Stored entries
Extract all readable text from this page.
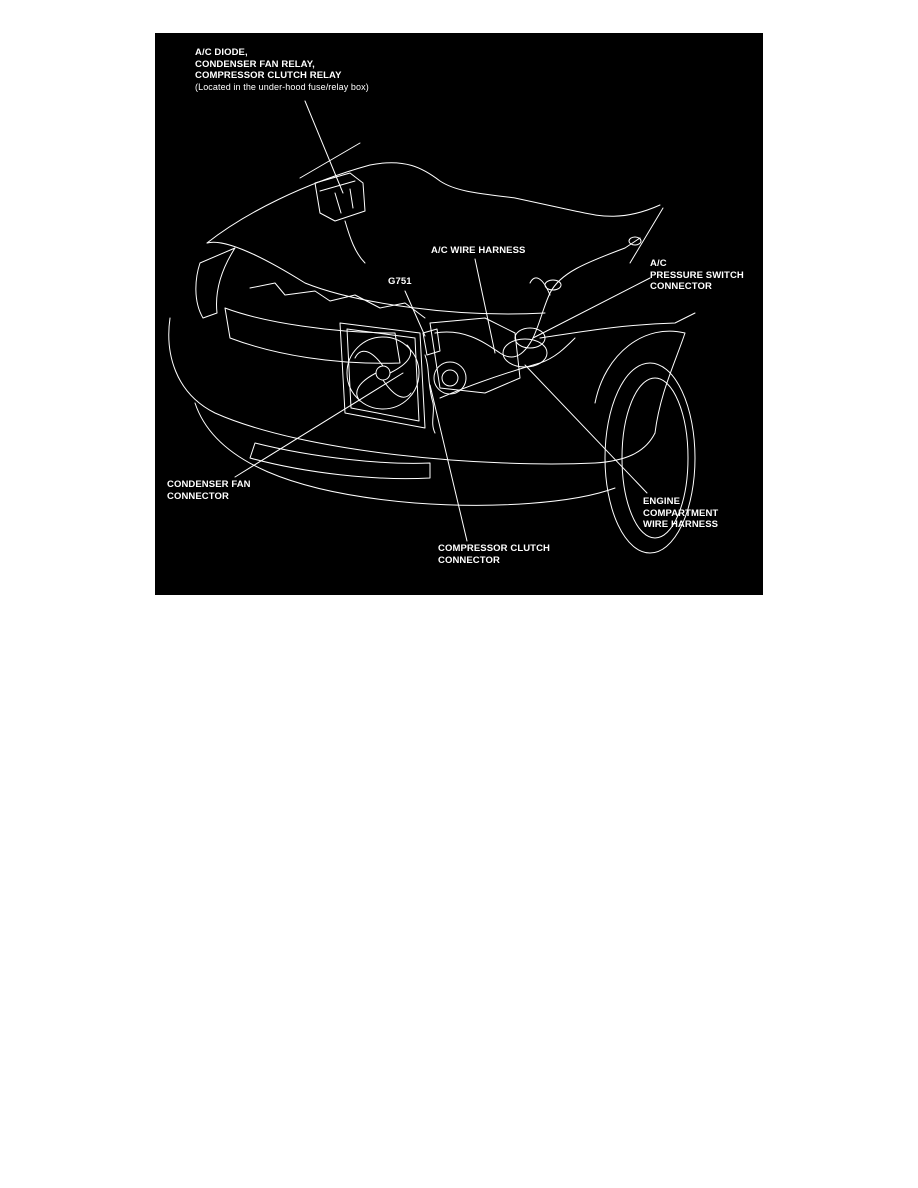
A/C DIODE,
CONDENSER FAN RELAY,
COMPRESSOR CLUTCH RELAY
(Located in the under-hood fuse/relay box)
A/C WIRE HARNESS
G751
A/C
PRESSURE SWITCH
CONNECTOR
CONDENSER FAN
CONNECTOR	ENGINE
COMPARTMENT
WIRE HARNESS
COMPRESSOR CLUTCH
CONNECTOR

* [Exercise aim]: Write out the data precisely as given, excluding the pictures.

* [Full response]:
Extract all readable text from this page.
A/C DIODE,
CONDENSER FAN RELAY,
COMPRESSOR CLUTCH RELAY
(Located in the under-hood fuse/relay box)
A/C WIRE HARNESS
G751
A/C
PRESSURE SWITCH
CONNECTOR
CONDENSER FAN
CONNECTOR	ENGINE
COMPARTMENT
WIRE HARNESS
COMPRESSOR CLUTCH
CONNECTOR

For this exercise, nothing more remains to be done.